__Objective__: Return the material word for word. Do not include the pictures.

——————

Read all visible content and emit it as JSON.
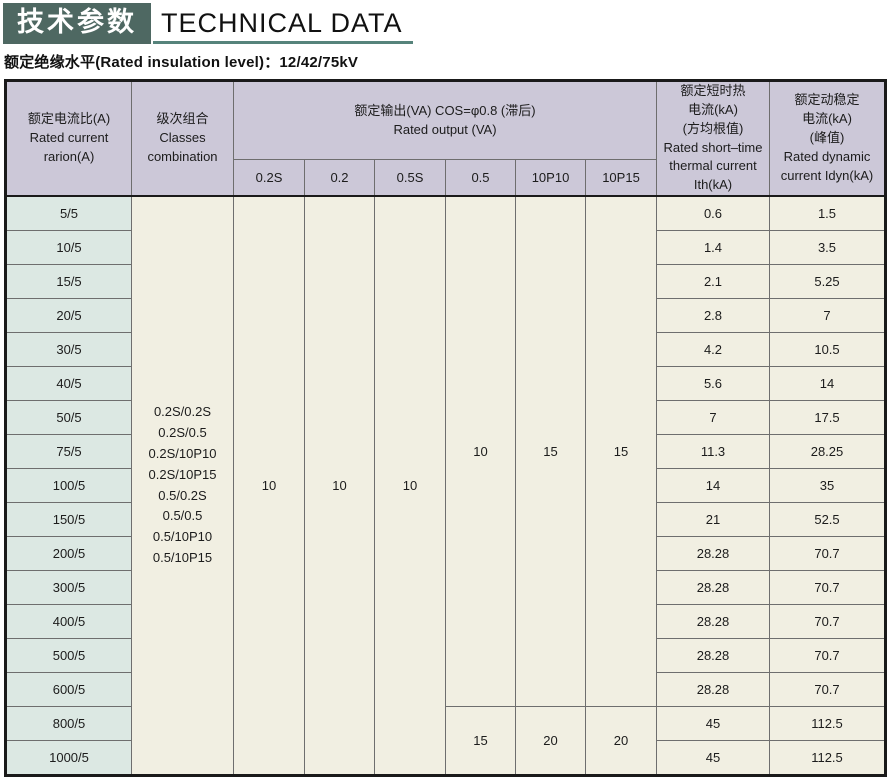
{
  "header": {
    "badge_cn": "技术参数",
    "title_en": "TECHNICAL DATA",
    "subtitle": "额定绝缘水平(Rated insulation level)：12/42/75kV"
  },
  "colors": {
    "badge_bg": "#4e6862",
    "underline": "#56837b",
    "header_bg": "#ccc8d8",
    "ratio_cell_bg": "#dce8e3",
    "body_cell_bg": "#f1efe2"
  },
  "table": {
    "col_ratio": [
      "额定电流比(A)",
      "Rated current",
      "rarion(A)"
    ],
    "col_classes": [
      "级次组合",
      "Classes",
      "combination"
    ],
    "col_output": [
      "额定输出(VA) COS=φ0.8 (滞后)",
      "Rated output (VA)"
    ],
    "col_ith": [
      "额定短时热",
      "电流(kA)",
      "(方均根值)",
      "Rated short–time",
      "thermal current",
      "Ith(kA)"
    ],
    "col_idyn": [
      "额定动稳定",
      "电流(kA)",
      "(峰值)",
      "Rated dynamic",
      "current Idyn(kA)"
    ],
    "sub_cols": [
      "0.2S",
      "0.2",
      "0.5S",
      "0.5",
      "10P10",
      "10P15"
    ],
    "classes_combination": [
      "0.2S/0.2S",
      "0.2S/0.5",
      "0.2S/10P10",
      "0.2S/10P15",
      "0.5/0.2S",
      "0.5/0.5",
      "0.5/10P10",
      "0.5/10P15"
    ],
    "output_allrows": {
      "c02s": "10",
      "c02": "10",
      "c05s": "10"
    },
    "output_upper": {
      "c05": "10",
      "p10": "15",
      "p15": "15"
    },
    "output_lower": {
      "c05": "15",
      "p10": "20",
      "p15": "20"
    },
    "rows": [
      {
        "ratio": "5/5",
        "ith": "0.6",
        "idyn": "1.5"
      },
      {
        "ratio": "10/5",
        "ith": "1.4",
        "idyn": "3.5"
      },
      {
        "ratio": "15/5",
        "ith": "2.1",
        "idyn": "5.25"
      },
      {
        "ratio": "20/5",
        "ith": "2.8",
        "idyn": "7"
      },
      {
        "ratio": "30/5",
        "ith": "4.2",
        "idyn": "10.5"
      },
      {
        "ratio": "40/5",
        "ith": "5.6",
        "idyn": "14"
      },
      {
        "ratio": "50/5",
        "ith": "7",
        "idyn": "17.5"
      },
      {
        "ratio": "75/5",
        "ith": "11.3",
        "idyn": "28.25"
      },
      {
        "ratio": "100/5",
        "ith": "14",
        "idyn": "35"
      },
      {
        "ratio": "150/5",
        "ith": "21",
        "idyn": "52.5"
      },
      {
        "ratio": "200/5",
        "ith": "28.28",
        "idyn": "70.7"
      },
      {
        "ratio": "300/5",
        "ith": "28.28",
        "idyn": "70.7"
      },
      {
        "ratio": "400/5",
        "ith": "28.28",
        "idyn": "70.7"
      },
      {
        "ratio": "500/5",
        "ith": "28.28",
        "idyn": "70.7"
      },
      {
        "ratio": "600/5",
        "ith": "28.28",
        "idyn": "70.7"
      },
      {
        "ratio": "800/5",
        "ith": "45",
        "idyn": "112.5"
      },
      {
        "ratio": "1000/5",
        "ith": "45",
        "idyn": "112.5"
      }
    ]
  }
}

——————

__The reply__:
Read all visible content and emit it as JSON.
{
  "header": {
    "badge_cn": "技术参数",
    "title_en": "TECHNICAL DATA",
    "subtitle": "额定绝缘水平(Rated insulation level)：12/42/75kV"
  },
  "colors": {
    "badge_bg": "#4e6862",
    "underline": "#56837b",
    "header_bg": "#ccc8d8",
    "ratio_cell_bg": "#dce8e3",
    "body_cell_bg": "#f1efe2"
  },
  "table": {
    "col_ratio": [
      "额定电流比(A)",
      "Rated current",
      "rarion(A)"
    ],
    "col_classes": [
      "级次组合",
      "Classes",
      "combination"
    ],
    "col_output": [
      "额定输出(VA) COS=φ0.8 (滞后)",
      "Rated output (VA)"
    ],
    "col_ith": [
      "额定短时热",
      "电流(kA)",
      "(方均根值)",
      "Rated short–time",
      "thermal current",
      "Ith(kA)"
    ],
    "col_idyn": [
      "额定动稳定",
      "电流(kA)",
      "(峰值)",
      "Rated dynamic",
      "current Idyn(kA)"
    ],
    "sub_cols": [
      "0.2S",
      "0.2",
      "0.5S",
      "0.5",
      "10P10",
      "10P15"
    ],
    "classes_combination": [
      "0.2S/0.2S",
      "0.2S/0.5",
      "0.2S/10P10",
      "0.2S/10P15",
      "0.5/0.2S",
      "0.5/0.5",
      "0.5/10P10",
      "0.5/10P15"
    ],
    "output_allrows": {
      "c02s": "10",
      "c02": "10",
      "c05s": "10"
    },
    "output_upper": {
      "c05": "10",
      "p10": "15",
      "p15": "15"
    },
    "output_lower": {
      "c05": "15",
      "p10": "20",
      "p15": "20"
    },
    "rows": [
      {
        "ratio": "5/5",
        "ith": "0.6",
        "idyn": "1.5"
      },
      {
        "ratio": "10/5",
        "ith": "1.4",
        "idyn": "3.5"
      },
      {
        "ratio": "15/5",
        "ith": "2.1",
        "idyn": "5.25"
      },
      {
        "ratio": "20/5",
        "ith": "2.8",
        "idyn": "7"
      },
      {
        "ratio": "30/5",
        "ith": "4.2",
        "idyn": "10.5"
      },
      {
        "ratio": "40/5",
        "ith": "5.6",
        "idyn": "14"
      },
      {
        "ratio": "50/5",
        "ith": "7",
        "idyn": "17.5"
      },
      {
        "ratio": "75/5",
        "ith": "11.3",
        "idyn": "28.25"
      },
      {
        "ratio": "100/5",
        "ith": "14",
        "idyn": "35"
      },
      {
        "ratio": "150/5",
        "ith": "21",
        "idyn": "52.5"
      },
      {
        "ratio": "200/5",
        "ith": "28.28",
        "idyn": "70.7"
      },
      {
        "ratio": "300/5",
        "ith": "28.28",
        "idyn": "70.7"
      },
      {
        "ratio": "400/5",
        "ith": "28.28",
        "idyn": "70.7"
      },
      {
        "ratio": "500/5",
        "ith": "28.28",
        "idyn": "70.7"
      },
      {
        "ratio": "600/5",
        "ith": "28.28",
        "idyn": "70.7"
      },
      {
        "ratio": "800/5",
        "ith": "45",
        "idyn": "112.5"
      },
      {
        "ratio": "1000/5",
        "ith": "45",
        "idyn": "112.5"
      }
    ]
  }
}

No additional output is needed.